### Given exercise:
Select all lines with the string "title" in them, and copy those lines.

### Record set:
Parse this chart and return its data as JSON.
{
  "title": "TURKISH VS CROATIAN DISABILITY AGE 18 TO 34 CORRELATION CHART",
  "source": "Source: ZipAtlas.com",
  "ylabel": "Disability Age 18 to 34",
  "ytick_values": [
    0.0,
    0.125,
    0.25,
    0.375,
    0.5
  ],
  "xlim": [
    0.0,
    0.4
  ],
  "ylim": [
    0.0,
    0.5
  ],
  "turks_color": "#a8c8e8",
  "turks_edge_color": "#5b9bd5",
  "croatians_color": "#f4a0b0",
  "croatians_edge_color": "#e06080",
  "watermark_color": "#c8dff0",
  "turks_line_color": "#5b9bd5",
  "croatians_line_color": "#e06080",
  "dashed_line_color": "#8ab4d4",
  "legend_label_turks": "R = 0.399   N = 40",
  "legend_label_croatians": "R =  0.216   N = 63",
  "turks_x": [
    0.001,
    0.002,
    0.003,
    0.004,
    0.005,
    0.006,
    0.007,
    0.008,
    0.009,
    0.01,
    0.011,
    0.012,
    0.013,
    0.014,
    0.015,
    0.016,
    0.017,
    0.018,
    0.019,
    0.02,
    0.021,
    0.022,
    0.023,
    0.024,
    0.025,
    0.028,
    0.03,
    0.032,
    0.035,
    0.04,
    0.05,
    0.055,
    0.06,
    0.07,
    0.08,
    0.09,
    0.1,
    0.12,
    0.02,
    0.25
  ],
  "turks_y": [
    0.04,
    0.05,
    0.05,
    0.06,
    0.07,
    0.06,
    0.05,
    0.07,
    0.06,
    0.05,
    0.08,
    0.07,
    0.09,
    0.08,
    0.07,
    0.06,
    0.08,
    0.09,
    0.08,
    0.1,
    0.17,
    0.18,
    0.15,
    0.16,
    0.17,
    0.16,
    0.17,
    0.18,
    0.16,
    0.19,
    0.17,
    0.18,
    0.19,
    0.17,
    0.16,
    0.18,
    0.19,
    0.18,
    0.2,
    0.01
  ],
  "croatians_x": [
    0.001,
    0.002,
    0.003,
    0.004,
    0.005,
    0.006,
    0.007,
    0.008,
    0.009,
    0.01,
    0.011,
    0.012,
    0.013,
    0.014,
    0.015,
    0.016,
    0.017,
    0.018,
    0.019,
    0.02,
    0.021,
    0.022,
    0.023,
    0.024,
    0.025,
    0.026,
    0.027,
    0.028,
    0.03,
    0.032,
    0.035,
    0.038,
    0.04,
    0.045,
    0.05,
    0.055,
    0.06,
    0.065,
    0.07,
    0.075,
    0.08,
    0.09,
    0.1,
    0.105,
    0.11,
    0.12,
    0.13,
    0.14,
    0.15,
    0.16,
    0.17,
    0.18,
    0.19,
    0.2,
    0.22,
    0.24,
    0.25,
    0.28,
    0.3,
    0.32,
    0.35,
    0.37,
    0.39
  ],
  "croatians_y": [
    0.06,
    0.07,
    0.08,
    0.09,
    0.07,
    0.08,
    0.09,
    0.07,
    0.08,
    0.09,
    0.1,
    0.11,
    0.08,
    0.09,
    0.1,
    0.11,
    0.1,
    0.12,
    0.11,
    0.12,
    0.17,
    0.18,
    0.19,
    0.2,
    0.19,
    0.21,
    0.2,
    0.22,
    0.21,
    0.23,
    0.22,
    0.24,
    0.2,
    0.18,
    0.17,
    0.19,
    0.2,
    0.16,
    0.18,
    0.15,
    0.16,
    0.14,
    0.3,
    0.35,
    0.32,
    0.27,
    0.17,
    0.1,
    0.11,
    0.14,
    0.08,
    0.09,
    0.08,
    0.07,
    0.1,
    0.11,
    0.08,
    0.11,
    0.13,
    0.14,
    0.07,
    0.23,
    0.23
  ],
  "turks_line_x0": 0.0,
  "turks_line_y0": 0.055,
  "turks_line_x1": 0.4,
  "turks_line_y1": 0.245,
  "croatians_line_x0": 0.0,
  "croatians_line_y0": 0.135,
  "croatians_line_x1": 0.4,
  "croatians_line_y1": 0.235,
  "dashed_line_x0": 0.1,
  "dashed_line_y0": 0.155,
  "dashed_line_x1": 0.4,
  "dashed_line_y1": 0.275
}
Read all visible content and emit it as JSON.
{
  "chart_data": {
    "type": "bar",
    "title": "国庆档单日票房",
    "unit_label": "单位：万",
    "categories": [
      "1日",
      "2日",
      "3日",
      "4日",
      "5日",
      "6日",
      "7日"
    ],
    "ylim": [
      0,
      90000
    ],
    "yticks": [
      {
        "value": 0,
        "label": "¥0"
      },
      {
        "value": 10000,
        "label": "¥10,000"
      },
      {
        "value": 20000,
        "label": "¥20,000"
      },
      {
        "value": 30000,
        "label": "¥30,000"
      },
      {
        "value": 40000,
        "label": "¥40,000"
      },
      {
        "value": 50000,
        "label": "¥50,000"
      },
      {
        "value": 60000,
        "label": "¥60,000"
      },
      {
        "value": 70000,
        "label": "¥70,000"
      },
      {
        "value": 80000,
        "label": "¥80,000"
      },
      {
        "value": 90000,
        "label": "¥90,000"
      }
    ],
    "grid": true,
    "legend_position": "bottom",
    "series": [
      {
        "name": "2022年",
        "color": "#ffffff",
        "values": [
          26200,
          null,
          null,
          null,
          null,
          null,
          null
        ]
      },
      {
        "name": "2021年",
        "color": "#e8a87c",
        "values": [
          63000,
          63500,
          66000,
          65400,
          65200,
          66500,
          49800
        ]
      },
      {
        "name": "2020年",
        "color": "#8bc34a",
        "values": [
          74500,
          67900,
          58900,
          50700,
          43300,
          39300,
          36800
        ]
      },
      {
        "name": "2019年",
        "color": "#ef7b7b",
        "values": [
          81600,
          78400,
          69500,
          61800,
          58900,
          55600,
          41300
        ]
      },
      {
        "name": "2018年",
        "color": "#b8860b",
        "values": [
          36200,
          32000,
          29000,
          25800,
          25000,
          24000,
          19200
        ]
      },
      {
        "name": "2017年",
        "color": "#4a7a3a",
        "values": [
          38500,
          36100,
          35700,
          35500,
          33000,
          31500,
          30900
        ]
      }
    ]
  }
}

### Answer to the exercise:
  "title": "TURKISH VS CROATIAN DISABILITY AGE 18 TO 34 CORRELATION CHART",
    "title": "国庆档单日票房",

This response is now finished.